Short problem:
Reproduce every entry below word for word, leaving out the pictures.

Stored rows:
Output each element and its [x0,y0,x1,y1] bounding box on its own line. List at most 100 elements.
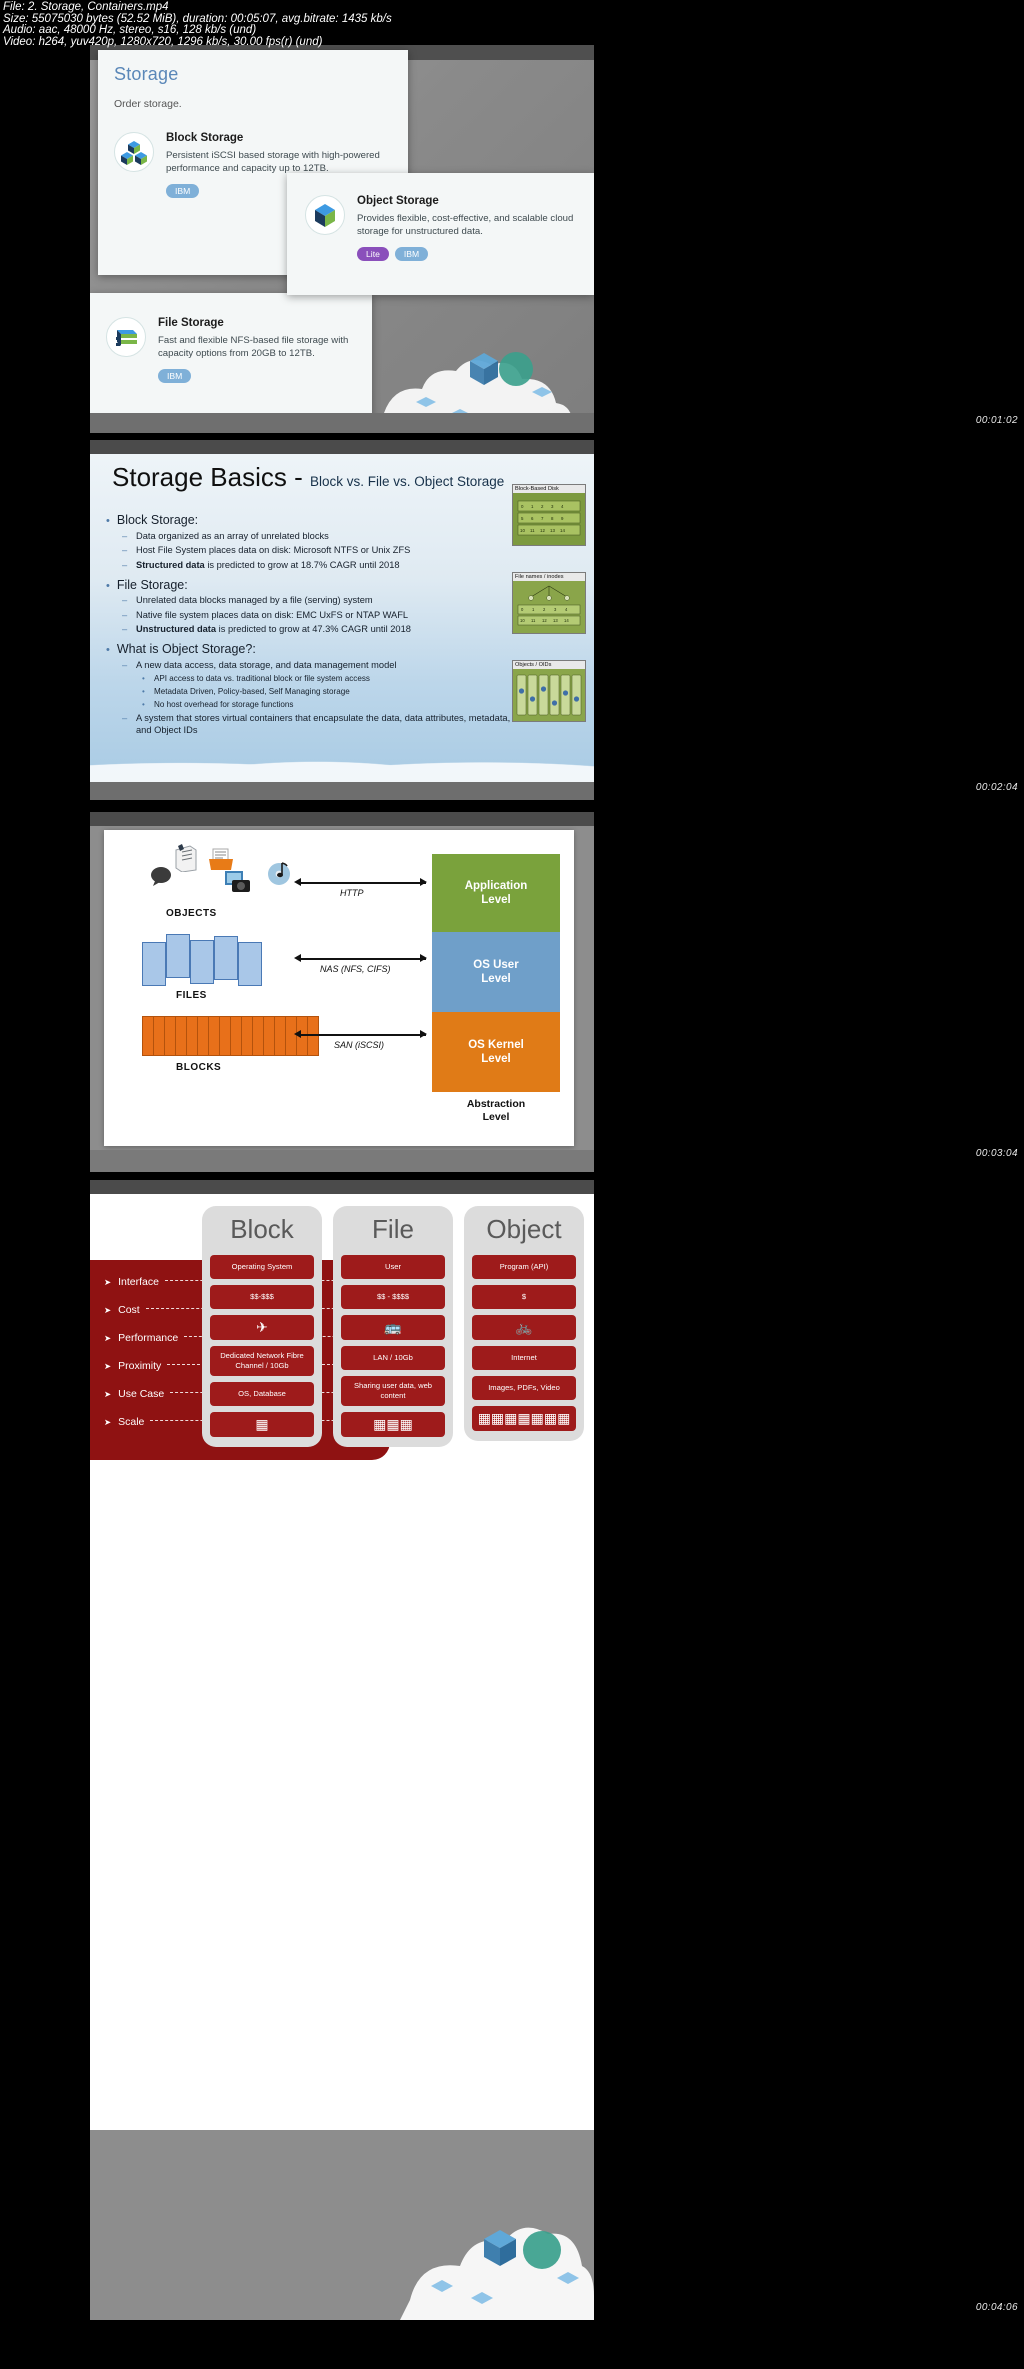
thumbnail-file-names-inodes: File names / inodes 01234 10 11 12 13 14 [512,572,586,634]
criteria-label: Scale [118,1416,145,1428]
file-rect [238,942,262,986]
column-header: Object [486,1214,562,1244]
frame4-top-band [90,1180,594,1194]
slide-cloud-graphic [90,740,594,782]
cloud-decoration [400,2227,594,2320]
bullet-item: Structured data is predicted to grow at … [122,559,526,571]
connector-nas [300,958,426,960]
music-disc-icon [266,860,292,891]
bullet-item: A new data access, data storage, and dat… [122,659,526,671]
protocol-label-san: SAN (iSCSI) [334,1040,385,1050]
cell-file-cost: $$ - $$$$ [341,1285,445,1309]
cell-block-performance: ✈ [210,1315,314,1340]
sub-bullet-item: Metadata Driven, Policy-based, Self Mana… [142,686,526,697]
file-rect [190,940,214,984]
page-subtitle: Order storage. [114,98,182,110]
slide-abstraction-diagram: OBJECTS FILES BLOCKS HTTP NAS (NFS, CIFS… [104,830,574,1146]
stack-line-2: Level [481,894,511,906]
video-frame-1: Storage Order storage. Block Storage Per… [90,45,594,433]
card-title: Object Storage [357,195,439,207]
svg-text:13: 13 [553,618,558,623]
timestamp-frame-1: 00:01:02 [975,415,1018,426]
column-object: Object Program (API) $ 🚲 Internet Images… [464,1206,584,1441]
bullet-rest: is predicted to grow at 47.3% CAGR until… [218,624,411,634]
frame4-bottom-area [90,2130,594,2320]
column-header: File [372,1214,414,1244]
slide-title: Storage Basics - Block vs. File vs. Obje… [112,462,504,493]
file-rect [214,936,238,980]
bullet-item: Host File System places data on disk: Mi… [122,544,526,556]
slide-title-main: Storage Basics - [112,462,303,492]
abstraction-line-1: Abstraction [466,1098,526,1110]
layers-icon [106,317,146,357]
thumbnail-image [513,669,585,721]
cell-file-interface: User [341,1255,445,1279]
card-object-storage[interactable]: Object Storage Provides flexible, cost-e… [287,173,594,295]
scale-icon: ▦▦▦ [373,1416,413,1432]
protocol-label-nas: NAS (NFS, CIFS) [320,964,391,974]
svg-text:11: 11 [531,618,536,623]
sub-bullet-item: No host overhead for storage functions [142,699,526,710]
frame3-bottom-band [90,1150,594,1172]
card-file-storage[interactable]: File Storage Fast and flexible NFS-based… [90,293,372,421]
arrow-right-icon [420,1030,427,1038]
svg-text:14: 14 [564,618,569,623]
bullet-item: Unstructured data is predicted to grow a… [122,623,526,635]
thumbnail-image: 01234 10 11 12 13 14 [513,581,585,633]
bullet-item: Unrelated data blocks managed by a file … [122,594,526,606]
protocol-label-http: HTTP [340,888,364,898]
svg-text:11: 11 [530,528,535,533]
notebook-icon [174,844,198,877]
criteria-label: Use Case [118,1388,165,1400]
cell-block-usecase: OS, Database [210,1382,314,1406]
stack-line-2: Level [481,1053,511,1065]
abstraction-level-label: Abstraction Level [432,1098,560,1124]
cell-object-interface: Program (API) [472,1255,576,1279]
arrow-left-icon [294,878,301,886]
section-heading: Block Storage: [106,513,526,527]
bullet-bold: Structured data [136,559,205,570]
bicycle-icon: 🚲 [515,1319,533,1335]
video-frame-2: Storage Basics - Block vs. File vs. Obje… [90,440,594,800]
card-title: File Storage [158,317,224,329]
metadata-filename: File: 2. Storage, Containers.mp4 [3,1,169,13]
page-title: Storage [114,64,179,84]
frame2-bottom-band [90,782,594,800]
column-header: Block [230,1214,294,1244]
badge-ibm: IBM [394,247,429,261]
criteria-label: Proximity [118,1360,162,1372]
card-description: Fast and flexible NFS-based file storage… [158,335,349,359]
arrow-right-icon [420,878,427,886]
stack-line-1: OS User [473,959,519,971]
bullet-item: Data organized as an array of unrelated … [122,530,526,542]
cell-object-cost: $ [472,1285,576,1309]
scale-icon: ▦▦▦▦▦▦▦ [477,1410,571,1426]
stack-application-level: Application Level [432,854,560,932]
cell-object-usecase: Images, PDFs, Video [472,1376,576,1400]
stack-os-user-level: OS User Level [432,932,560,1012]
cell-object-proximity: Internet [472,1346,576,1370]
cell-object-scale: ▦▦▦▦▦▦▦ [472,1406,576,1431]
svg-text:13: 13 [550,528,555,533]
sub-bullet-item: API access to data vs. traditional block… [142,673,526,684]
frame3-top-band [90,812,594,826]
frame1-bottom-band [90,413,594,433]
slide-storage-basics: Storage Basics - Block vs. File vs. Obje… [90,454,594,782]
speech-bubble-icon [150,866,172,891]
cell-block-scale: ▦ [210,1412,314,1437]
thumbnail-image: 01234 56789 10 11 12 13 14 [513,493,585,545]
cell-block-cost: $$-$$$ [210,1285,314,1309]
cell-file-usecase: Sharing user data, web content [341,1376,445,1406]
column-file: File User $$ - $$$$ 🚌 LAN / 10Gb Sharing… [333,1206,453,1447]
bullet-item: A system that stores virtual containers … [122,712,526,736]
scale-icon: ▦ [255,1416,269,1432]
thumbnail-caption: Block-Based Disk [513,485,585,493]
airplane-icon: ✈ [256,1319,268,1335]
cell-file-scale: ▦▦▦ [341,1412,445,1437]
stack-line-1: Application [464,880,528,892]
stack-line-1: OS Kernel [468,1039,524,1051]
timestamp-frame-3: 00:03:04 [975,1148,1018,1159]
bullet-bold: Unstructured data [136,624,217,634]
svg-text:10: 10 [520,618,525,623]
video-frame-4: Interface Cost Performance Proximity Use… [90,1180,594,2320]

Solved exercise:
Output each element and its [x0,y0,x1,y1] bounding box on its own line. List at most 100 elements.
thumbnail-file-names-inodes: File names / inodes 01234 10 11 12 13 14 [512,572,586,634]
criteria-label: Scale [118,1416,145,1428]
file-rect [238,942,262,986]
column-header: Object [486,1214,562,1244]
frame4-top-band [90,1180,594,1194]
slide-cloud-graphic [90,740,594,782]
cloud-decoration [400,2227,594,2320]
bullet-item: Structured data is predicted to grow at … [122,559,526,571]
connector-nas [300,958,426,960]
music-disc-icon [266,860,292,891]
bullet-item: A new data access, data storage, and dat… [122,659,526,671]
protocol-label-san: SAN (iSCSI) [334,1040,385,1050]
cell-file-cost: $$ - $$$$ [341,1285,445,1309]
cell-block-performance: ✈ [210,1315,314,1340]
sub-bullet-item: Metadata Driven, Policy-based, Self Mana… [142,686,526,697]
file-rect [190,940,214,984]
page-subtitle: Order storage. [114,98,182,110]
slide-abstraction-diagram: OBJECTS FILES BLOCKS HTTP NAS (NFS, CIFS… [104,830,574,1146]
stack-line-2: Level [481,894,511,906]
video-frame-1: Storage Order storage. Block Storage Per… [90,45,594,433]
card-title: Object Storage [357,195,439,207]
svg-text:13: 13 [553,618,558,623]
timestamp-frame-1: 00:01:02 [975,415,1018,426]
column-object: Object Program (API) $ 🚲 Internet Images… [464,1206,584,1441]
bullet-rest: is predicted to grow at 47.3% CAGR until… [218,624,411,634]
frame4-bottom-area [90,2130,594,2320]
column-header: File [372,1214,414,1244]
slide-title: Storage Basics - Block vs. File vs. Obje… [112,462,504,493]
file-rect [214,936,238,980]
bullet-item: Host File System places data on disk: Mi… [122,544,526,556]
slide-title-main: Storage Basics - [112,462,303,492]
abstraction-line-1: Abstraction [466,1098,526,1110]
layers-icon [106,317,146,357]
thumbnail-image [513,669,585,721]
cell-file-interface: User [341,1255,445,1279]
card-object-storage[interactable]: Object Storage Provides flexible, cost-e… [287,173,594,295]
scale-icon: ▦▦▦ [373,1416,413,1432]
protocol-label-nas: NAS (NFS, CIFS) [320,964,391,974]
svg-text:11: 11 [531,618,536,623]
sub-bullet-item: No host overhead for storage functions [142,699,526,710]
frame3-bottom-band [90,1150,594,1172]
card-file-storage[interactable]: File Storage Fast and flexible NFS-based… [90,293,372,421]
arrow-right-icon [420,1030,427,1038]
svg-text:14: 14 [564,618,569,623]
bullet-item: Unstructured data is predicted to grow a… [122,623,526,635]
thumbnail-image: 01234 10 11 12 13 14 [513,581,585,633]
bullet-item: Unrelated data blocks managed by a file … [122,594,526,606]
protocol-label-http: HTTP [340,888,364,898]
svg-text:11: 11 [530,528,535,533]
notebook-icon [174,844,198,877]
criteria-label: Use Case [118,1388,165,1400]
cell-block-usecase: OS, Database [210,1382,314,1406]
stack-line-2: Level [481,1053,511,1065]
abstraction-level-label: Abstraction Level [432,1098,560,1124]
cell-object-interface: Program (API) [472,1255,576,1279]
arrow-left-icon [294,878,301,886]
section-heading: Block Storage: [106,513,526,527]
bullet-bold: Structured data [136,559,205,570]
bicycle-icon: 🚲 [515,1319,533,1335]
video-frame-2: Storage Basics - Block vs. File vs. Obje… [90,440,594,800]
card-title: File Storage [158,317,224,329]
metadata-filename: File: 2. Storage, Containers.mp4 [3,1,169,13]
page-title: Storage [114,64,179,84]
frame2-bottom-band [90,782,594,800]
column-header: Block [230,1214,294,1244]
badge-ibm: IBM [394,247,429,261]
criteria-label: Proximity [118,1360,162,1372]
card-description: Fast and flexible NFS-based file storage… [158,335,349,359]
arrow-right-icon [420,878,427,886]
stack-line-1: OS User [473,959,519,971]
bullet-item: Data organized as an array of unrelated … [122,530,526,542]
cell-object-cost: $ [472,1285,576,1309]
scale-icon: ▦▦▦▦▦▦▦ [477,1410,571,1426]
stack-application-level: Application Level [432,854,560,932]
cell-object-usecase: Images, PDFs, Video [472,1376,576,1400]
stack-os-user-level: OS User Level [432,932,560,1012]
cell-object-proximity: Internet [472,1346,576,1370]
cell-object-scale: ▦▦▦▦▦▦▦ [472,1406,576,1431]
svg-text:13: 13 [550,528,555,533]
sub-bullet-item: API access to data vs. traditional block… [142,673,526,684]
frame3-top-band [90,812,594,826]
frame1-bottom-band [90,413,594,433]
slide-storage-basics: Storage Basics - Block vs. File vs. Obje… [90,454,594,782]
speech-bubble-icon [150,866,172,891]
cell-block-scale: ▦ [210,1412,314,1437]
thumbnail-image: 01234 56789 10 11 12 13 14 [513,493,585,545]
cell-block-cost: $$-$$$ [210,1285,314,1309]
cell-file-usecase: Sharing user data, web content [341,1376,445,1406]
column-file: File User $$ - $$$$ 🚌 LAN / 10Gb Sharing… [333,1206,453,1447]
bullet-item: A system that stores virtual containers … [122,712,526,736]
scale-icon: ▦ [255,1416,269,1432]
thumbnail-caption: Block-Based Disk [513,485,585,493]
airplane-icon: ✈ [256,1319,268,1335]
cell-file-scale: ▦▦▦ [341,1412,445,1437]
stack-line-1: Application [464,880,528,892]
stack-line-1: OS Kernel [468,1039,524,1051]
timestamp-frame-3: 00:03:04 [975,1148,1018,1159]
bullet-bold: Unstructured data [136,624,217,634]
svg-text:10: 10 [520,618,525,623]
video-frame-4: Interface Cost Performance Proximity Use… [90,1180,594,2320]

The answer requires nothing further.